Exercise directions: Copy exactly the lines from the one containing "the lowest point." through the last line of the records below, including both, and leave out any pictures.

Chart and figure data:
--- START ---

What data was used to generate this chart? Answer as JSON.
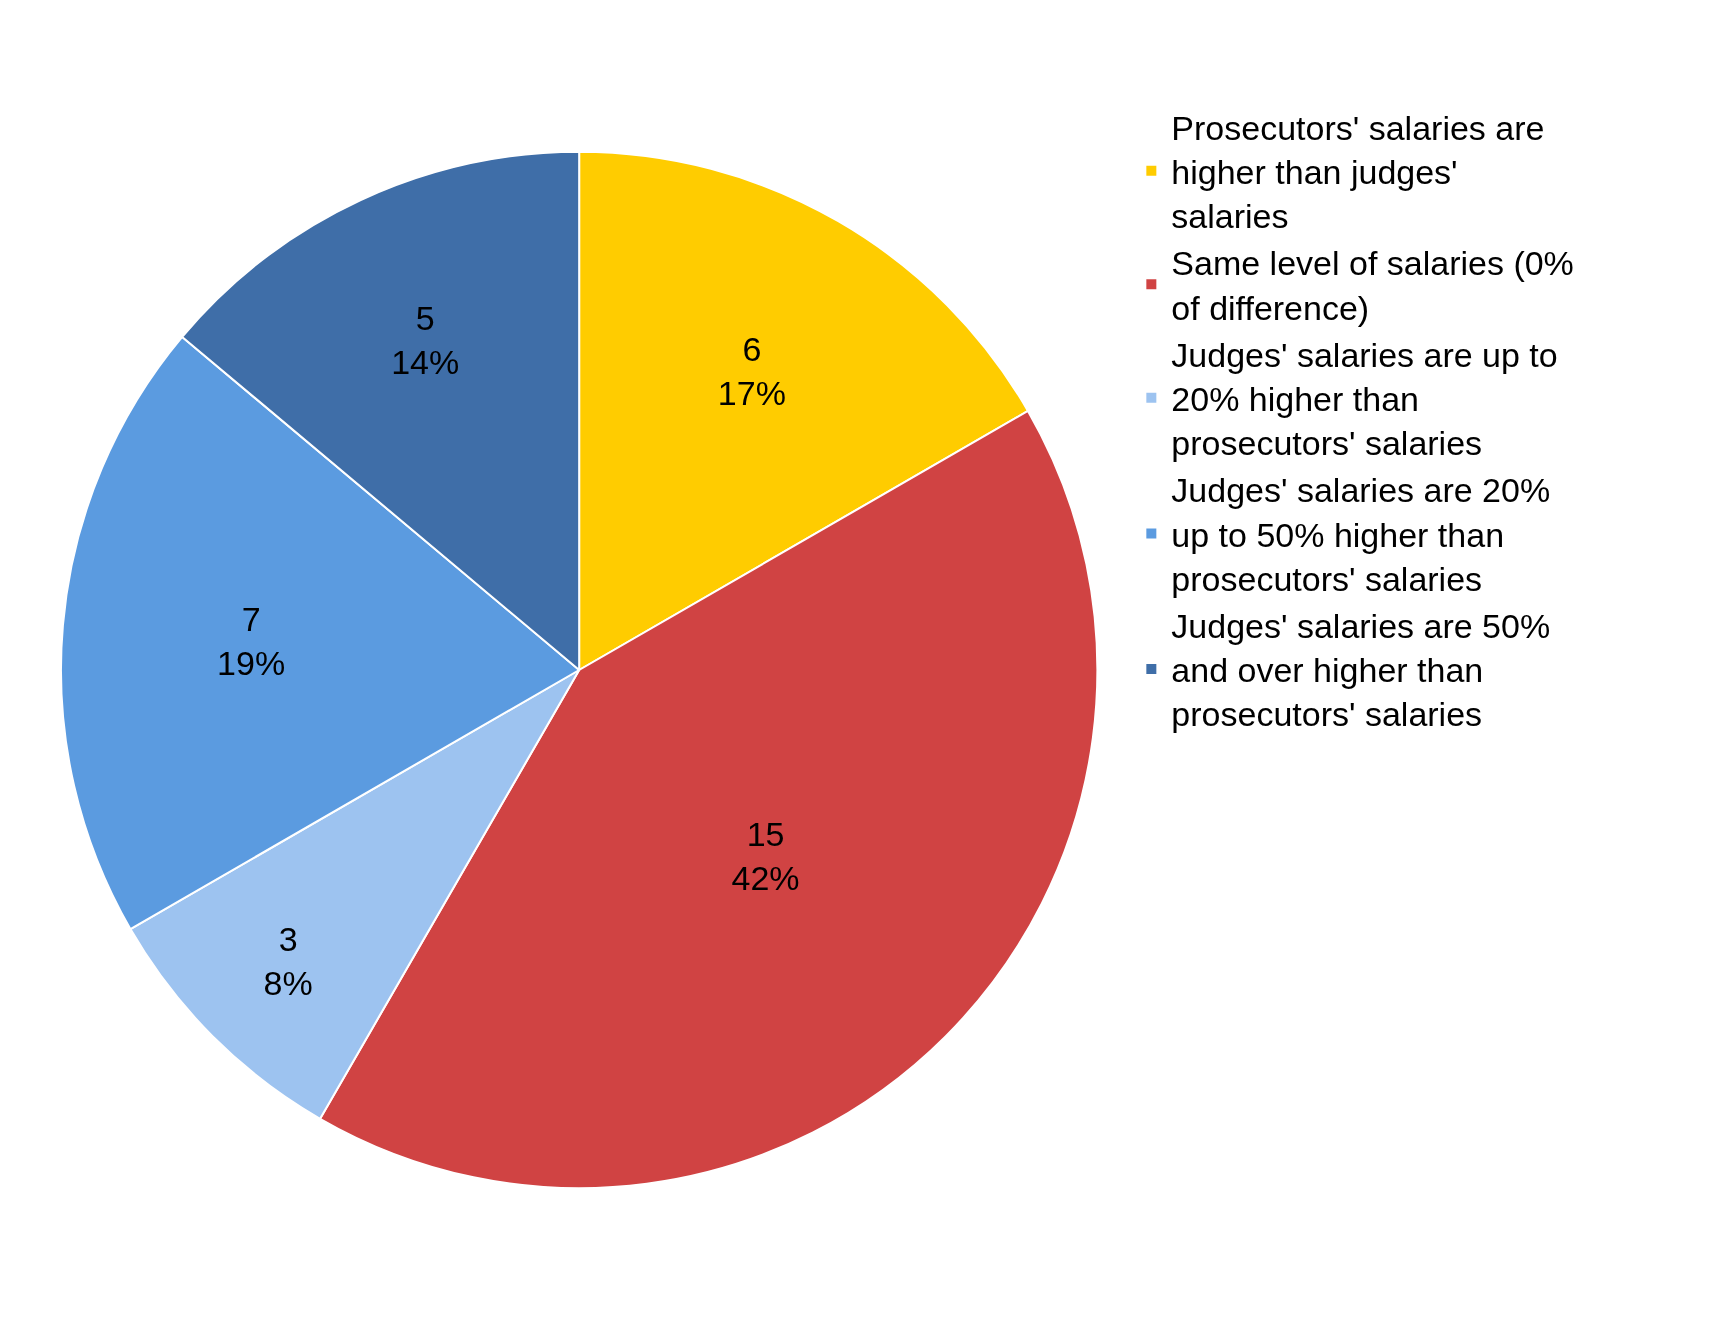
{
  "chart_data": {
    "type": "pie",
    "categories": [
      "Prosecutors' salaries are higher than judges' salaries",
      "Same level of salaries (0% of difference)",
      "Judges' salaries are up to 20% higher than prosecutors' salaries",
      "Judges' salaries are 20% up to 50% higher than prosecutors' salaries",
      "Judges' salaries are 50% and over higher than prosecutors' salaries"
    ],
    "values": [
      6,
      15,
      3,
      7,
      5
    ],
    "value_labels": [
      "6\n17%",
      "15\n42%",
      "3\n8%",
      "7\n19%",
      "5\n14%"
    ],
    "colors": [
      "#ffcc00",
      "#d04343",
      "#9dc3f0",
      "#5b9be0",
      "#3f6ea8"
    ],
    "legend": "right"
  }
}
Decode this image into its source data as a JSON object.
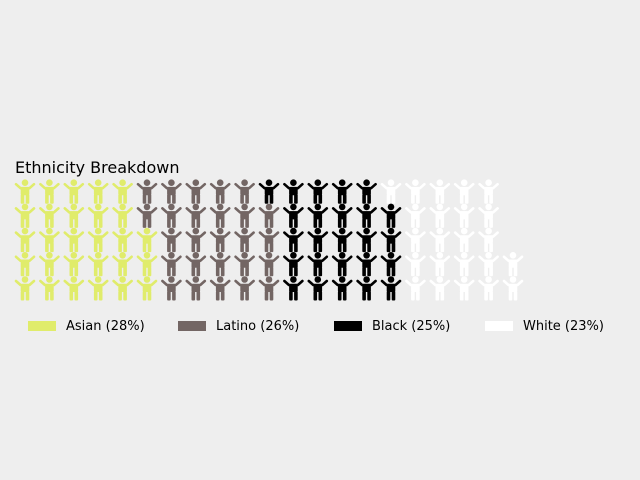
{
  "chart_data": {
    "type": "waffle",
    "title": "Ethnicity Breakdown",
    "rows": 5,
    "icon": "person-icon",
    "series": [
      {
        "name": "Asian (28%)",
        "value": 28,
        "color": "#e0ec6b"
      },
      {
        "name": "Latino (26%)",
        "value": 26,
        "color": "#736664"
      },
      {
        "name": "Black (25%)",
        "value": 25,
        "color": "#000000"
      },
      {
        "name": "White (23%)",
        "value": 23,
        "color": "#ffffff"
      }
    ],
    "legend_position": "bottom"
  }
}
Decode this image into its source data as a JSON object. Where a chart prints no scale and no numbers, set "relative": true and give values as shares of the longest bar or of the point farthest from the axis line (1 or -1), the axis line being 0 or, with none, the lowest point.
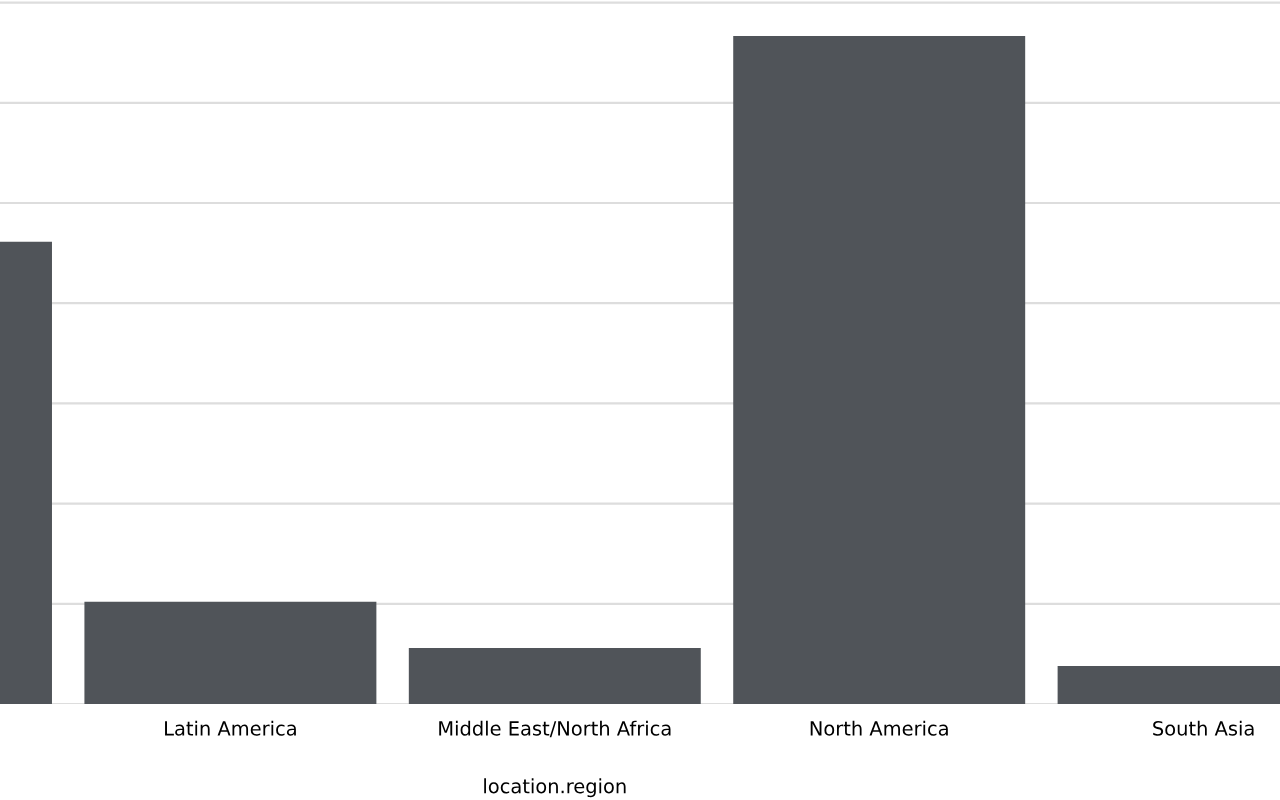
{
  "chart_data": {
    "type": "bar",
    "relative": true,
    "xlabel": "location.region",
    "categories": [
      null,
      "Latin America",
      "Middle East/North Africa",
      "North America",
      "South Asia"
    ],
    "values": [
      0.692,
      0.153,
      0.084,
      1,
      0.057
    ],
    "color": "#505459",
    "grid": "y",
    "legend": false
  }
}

--- END ---

Result of the exercise:
Decode this image into its source data as a JSON object. Where a chart prints no scale and no numbers, set "relative": true and give values as shares of the longest bar or of the point farthest from the axis line (1 or -1), the axis line being 0 or, with none, the lowest point.
{
  "chart_data": {
    "type": "bar",
    "relative": true,
    "xlabel": "location.region",
    "categories": [
      null,
      "Latin America",
      "Middle East/North Africa",
      "North America",
      "South Asia"
    ],
    "values": [
      0.692,
      0.153,
      0.084,
      1,
      0.057
    ],
    "color": "#505459",
    "grid": "y",
    "legend": false
  }
}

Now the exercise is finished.